### EXERCISE:
Give the lines from the start of the data through the line containing "dashboard-icon: [98, 768, 120, 790]", inclusive, as a JSON list of strings with one string per line, omitting any blank lines.

::: SOURCE RECORDS :::

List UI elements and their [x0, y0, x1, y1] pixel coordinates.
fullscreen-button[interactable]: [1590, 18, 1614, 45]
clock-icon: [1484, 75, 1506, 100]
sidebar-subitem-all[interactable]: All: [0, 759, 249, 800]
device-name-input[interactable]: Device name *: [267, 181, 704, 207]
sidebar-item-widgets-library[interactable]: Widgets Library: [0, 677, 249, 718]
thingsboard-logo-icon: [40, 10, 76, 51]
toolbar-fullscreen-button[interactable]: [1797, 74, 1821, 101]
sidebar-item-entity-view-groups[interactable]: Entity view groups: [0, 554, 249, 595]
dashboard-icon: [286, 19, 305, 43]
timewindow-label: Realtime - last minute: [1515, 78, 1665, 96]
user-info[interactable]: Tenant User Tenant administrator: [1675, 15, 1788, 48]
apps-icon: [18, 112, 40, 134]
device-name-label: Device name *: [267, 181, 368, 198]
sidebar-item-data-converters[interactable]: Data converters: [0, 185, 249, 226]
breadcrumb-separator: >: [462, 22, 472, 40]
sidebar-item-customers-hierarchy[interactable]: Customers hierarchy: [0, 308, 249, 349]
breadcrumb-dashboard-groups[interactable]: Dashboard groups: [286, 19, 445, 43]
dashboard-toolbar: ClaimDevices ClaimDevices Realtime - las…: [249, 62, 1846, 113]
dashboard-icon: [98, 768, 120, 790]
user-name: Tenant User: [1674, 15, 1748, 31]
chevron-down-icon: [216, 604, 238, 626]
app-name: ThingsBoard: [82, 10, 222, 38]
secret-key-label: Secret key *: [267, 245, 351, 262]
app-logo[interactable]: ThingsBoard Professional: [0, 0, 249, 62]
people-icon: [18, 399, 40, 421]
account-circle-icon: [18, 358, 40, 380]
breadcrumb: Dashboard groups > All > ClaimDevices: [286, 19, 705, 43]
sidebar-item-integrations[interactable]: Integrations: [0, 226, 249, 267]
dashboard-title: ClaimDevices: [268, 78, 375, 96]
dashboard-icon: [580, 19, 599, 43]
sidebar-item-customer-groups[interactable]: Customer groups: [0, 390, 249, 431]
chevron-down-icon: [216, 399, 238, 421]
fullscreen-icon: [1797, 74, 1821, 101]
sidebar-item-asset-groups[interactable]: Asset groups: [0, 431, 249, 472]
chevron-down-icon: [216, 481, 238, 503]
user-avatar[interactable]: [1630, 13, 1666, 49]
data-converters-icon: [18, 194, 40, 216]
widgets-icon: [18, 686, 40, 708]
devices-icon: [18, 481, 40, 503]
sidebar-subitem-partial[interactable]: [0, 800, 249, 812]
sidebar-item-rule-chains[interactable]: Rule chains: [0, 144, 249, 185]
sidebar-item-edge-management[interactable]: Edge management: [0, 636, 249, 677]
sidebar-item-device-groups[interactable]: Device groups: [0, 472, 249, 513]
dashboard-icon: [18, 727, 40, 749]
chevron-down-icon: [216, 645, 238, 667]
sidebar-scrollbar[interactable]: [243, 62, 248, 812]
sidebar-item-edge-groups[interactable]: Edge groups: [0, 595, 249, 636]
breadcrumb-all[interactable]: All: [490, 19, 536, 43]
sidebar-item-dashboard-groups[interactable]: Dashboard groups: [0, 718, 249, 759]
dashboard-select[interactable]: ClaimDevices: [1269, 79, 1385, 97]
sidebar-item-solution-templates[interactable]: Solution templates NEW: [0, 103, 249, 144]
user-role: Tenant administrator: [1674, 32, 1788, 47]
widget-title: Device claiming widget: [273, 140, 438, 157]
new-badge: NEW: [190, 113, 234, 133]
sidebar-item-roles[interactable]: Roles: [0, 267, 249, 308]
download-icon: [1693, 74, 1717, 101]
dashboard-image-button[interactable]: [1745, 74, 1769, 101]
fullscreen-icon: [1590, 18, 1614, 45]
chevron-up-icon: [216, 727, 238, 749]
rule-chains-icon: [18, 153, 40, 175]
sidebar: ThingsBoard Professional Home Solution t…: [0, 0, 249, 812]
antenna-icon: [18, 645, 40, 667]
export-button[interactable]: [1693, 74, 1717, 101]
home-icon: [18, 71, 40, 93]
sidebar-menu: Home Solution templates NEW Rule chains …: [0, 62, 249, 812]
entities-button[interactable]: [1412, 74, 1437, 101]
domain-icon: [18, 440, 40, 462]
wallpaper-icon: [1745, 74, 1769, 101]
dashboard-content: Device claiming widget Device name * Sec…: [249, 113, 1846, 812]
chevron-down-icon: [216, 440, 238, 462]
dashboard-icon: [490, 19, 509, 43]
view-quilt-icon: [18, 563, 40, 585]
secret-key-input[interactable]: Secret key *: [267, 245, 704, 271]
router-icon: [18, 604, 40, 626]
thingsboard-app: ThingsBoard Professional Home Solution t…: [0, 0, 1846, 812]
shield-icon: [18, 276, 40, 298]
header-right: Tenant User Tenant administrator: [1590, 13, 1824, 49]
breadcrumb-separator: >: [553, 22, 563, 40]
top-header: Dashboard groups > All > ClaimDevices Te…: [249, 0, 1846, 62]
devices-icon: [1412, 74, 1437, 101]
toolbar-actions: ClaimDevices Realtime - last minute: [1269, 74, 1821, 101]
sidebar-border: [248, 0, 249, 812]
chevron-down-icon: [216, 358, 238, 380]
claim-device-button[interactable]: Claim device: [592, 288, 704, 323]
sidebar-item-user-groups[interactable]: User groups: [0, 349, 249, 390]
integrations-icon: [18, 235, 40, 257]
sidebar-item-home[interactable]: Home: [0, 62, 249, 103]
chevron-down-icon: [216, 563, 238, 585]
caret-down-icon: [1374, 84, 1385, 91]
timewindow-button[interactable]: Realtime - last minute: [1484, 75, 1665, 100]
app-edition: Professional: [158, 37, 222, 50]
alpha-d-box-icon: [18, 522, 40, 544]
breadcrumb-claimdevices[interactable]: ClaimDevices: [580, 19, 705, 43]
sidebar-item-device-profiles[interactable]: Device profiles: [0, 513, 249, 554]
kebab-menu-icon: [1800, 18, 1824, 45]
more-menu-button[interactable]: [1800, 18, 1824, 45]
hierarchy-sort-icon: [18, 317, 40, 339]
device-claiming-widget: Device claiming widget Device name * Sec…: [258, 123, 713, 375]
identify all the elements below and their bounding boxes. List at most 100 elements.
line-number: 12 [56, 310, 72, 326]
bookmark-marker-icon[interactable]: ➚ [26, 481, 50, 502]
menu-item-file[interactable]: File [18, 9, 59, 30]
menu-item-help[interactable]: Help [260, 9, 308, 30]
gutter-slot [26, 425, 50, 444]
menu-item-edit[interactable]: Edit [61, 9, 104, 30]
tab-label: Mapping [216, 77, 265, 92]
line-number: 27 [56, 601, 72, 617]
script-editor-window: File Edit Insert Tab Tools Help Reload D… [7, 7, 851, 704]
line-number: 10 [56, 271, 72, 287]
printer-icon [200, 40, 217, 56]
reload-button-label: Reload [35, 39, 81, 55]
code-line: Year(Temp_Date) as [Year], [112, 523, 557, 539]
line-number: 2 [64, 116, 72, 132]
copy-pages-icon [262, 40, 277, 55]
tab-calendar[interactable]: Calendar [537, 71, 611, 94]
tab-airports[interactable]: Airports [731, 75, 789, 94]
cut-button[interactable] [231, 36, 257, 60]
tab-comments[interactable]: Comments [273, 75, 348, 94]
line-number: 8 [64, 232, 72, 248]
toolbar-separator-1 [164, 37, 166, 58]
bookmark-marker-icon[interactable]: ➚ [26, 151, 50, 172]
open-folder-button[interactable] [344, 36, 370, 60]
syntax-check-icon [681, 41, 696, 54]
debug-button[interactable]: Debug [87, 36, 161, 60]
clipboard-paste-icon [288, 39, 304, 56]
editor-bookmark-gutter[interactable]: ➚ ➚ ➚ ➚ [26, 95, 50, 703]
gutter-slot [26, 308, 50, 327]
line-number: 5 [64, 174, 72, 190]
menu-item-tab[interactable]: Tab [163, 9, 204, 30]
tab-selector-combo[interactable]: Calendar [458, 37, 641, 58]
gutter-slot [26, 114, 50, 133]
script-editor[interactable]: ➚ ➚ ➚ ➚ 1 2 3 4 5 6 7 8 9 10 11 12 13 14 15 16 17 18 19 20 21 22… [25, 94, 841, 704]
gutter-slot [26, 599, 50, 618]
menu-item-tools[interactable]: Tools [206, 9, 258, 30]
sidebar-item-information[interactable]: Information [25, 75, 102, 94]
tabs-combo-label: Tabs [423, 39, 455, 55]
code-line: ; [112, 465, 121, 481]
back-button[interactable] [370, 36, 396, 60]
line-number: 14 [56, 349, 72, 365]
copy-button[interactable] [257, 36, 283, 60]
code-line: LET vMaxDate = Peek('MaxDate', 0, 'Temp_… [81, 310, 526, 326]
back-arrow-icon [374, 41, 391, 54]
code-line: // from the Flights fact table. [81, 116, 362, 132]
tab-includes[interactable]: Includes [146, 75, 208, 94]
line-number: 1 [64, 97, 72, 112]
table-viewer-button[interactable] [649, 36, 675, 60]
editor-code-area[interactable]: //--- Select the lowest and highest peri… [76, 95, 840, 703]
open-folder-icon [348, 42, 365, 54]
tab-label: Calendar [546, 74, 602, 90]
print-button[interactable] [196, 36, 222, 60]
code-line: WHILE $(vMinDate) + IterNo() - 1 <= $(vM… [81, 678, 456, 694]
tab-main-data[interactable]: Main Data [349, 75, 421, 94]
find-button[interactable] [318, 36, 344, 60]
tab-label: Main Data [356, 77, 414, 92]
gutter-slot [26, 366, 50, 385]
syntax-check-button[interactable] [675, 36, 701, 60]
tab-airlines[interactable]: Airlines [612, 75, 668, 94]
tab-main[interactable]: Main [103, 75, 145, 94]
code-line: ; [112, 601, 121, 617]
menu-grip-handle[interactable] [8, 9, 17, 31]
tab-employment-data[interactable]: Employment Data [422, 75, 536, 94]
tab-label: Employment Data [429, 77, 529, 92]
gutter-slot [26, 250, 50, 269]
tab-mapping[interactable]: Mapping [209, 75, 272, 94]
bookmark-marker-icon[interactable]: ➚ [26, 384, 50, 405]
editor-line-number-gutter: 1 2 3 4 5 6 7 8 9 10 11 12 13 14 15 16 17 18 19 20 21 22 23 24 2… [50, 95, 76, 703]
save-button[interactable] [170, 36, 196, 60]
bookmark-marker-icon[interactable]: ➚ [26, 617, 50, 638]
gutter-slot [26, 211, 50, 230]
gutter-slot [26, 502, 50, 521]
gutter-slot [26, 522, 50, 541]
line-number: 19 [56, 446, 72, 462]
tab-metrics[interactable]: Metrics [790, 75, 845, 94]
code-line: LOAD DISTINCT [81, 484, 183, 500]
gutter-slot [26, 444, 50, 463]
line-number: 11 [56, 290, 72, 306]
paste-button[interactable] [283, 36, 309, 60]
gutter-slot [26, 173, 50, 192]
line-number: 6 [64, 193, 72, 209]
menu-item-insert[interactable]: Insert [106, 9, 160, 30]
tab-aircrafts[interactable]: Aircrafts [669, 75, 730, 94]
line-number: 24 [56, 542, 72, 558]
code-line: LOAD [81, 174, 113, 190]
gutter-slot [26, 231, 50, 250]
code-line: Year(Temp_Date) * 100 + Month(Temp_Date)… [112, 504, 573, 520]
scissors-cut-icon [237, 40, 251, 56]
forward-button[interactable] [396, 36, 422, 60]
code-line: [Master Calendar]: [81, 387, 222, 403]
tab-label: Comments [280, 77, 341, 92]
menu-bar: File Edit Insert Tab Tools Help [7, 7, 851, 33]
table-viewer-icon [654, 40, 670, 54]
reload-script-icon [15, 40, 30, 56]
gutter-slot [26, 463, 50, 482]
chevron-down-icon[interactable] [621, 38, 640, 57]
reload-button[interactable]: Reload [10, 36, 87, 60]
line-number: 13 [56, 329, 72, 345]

:::

### CORRECT RESULT:
[
  "List UI elements and their [x0, y0, x1, y1] pixel coordinates.",
  "fullscreen-button[interactable]: [1590, 18, 1614, 45]",
  "clock-icon: [1484, 75, 1506, 100]",
  "sidebar-subitem-all[interactable]: All: [0, 759, 249, 800]",
  "device-name-input[interactable]: Device name *: [267, 181, 704, 207]",
  "sidebar-item-widgets-library[interactable]: Widgets Library: [0, 677, 249, 718]",
  "thingsboard-logo-icon: [40, 10, 76, 51]",
  "toolbar-fullscreen-button[interactable]: [1797, 74, 1821, 101]",
  "sidebar-item-entity-view-groups[interactable]: Entity view groups: [0, 554, 249, 595]",
  "dashboard-icon: [286, 19, 305, 43]",
  "timewindow-label: Realtime - last minute: [1515, 78, 1665, 96]",
  "user-info[interactable]: Tenant User Tenant administrator: [1675, 15, 1788, 48]",
  "apps-icon: [18, 112, 40, 134]",
  "device-name-label: Device name *: [267, 181, 368, 198]",
  "sidebar-item-data-converters[interactable]: Data converters: [0, 185, 249, 226]",
  "breadcrumb-separator: >: [462, 22, 472, 40]",
  "sidebar-item-customers-hierarchy[interactable]: Customers hierarchy: [0, 308, 249, 349]",
  "breadcrumb-dashboard-groups[interactable]: Dashboard groups: [286, 19, 445, 43]",
  "dashboard-toolbar: ClaimDevices ClaimDevices Realtime - las…: [249, 62, 1846, 113]",
  "dashboard-icon: [98, 768, 120, 790]"
]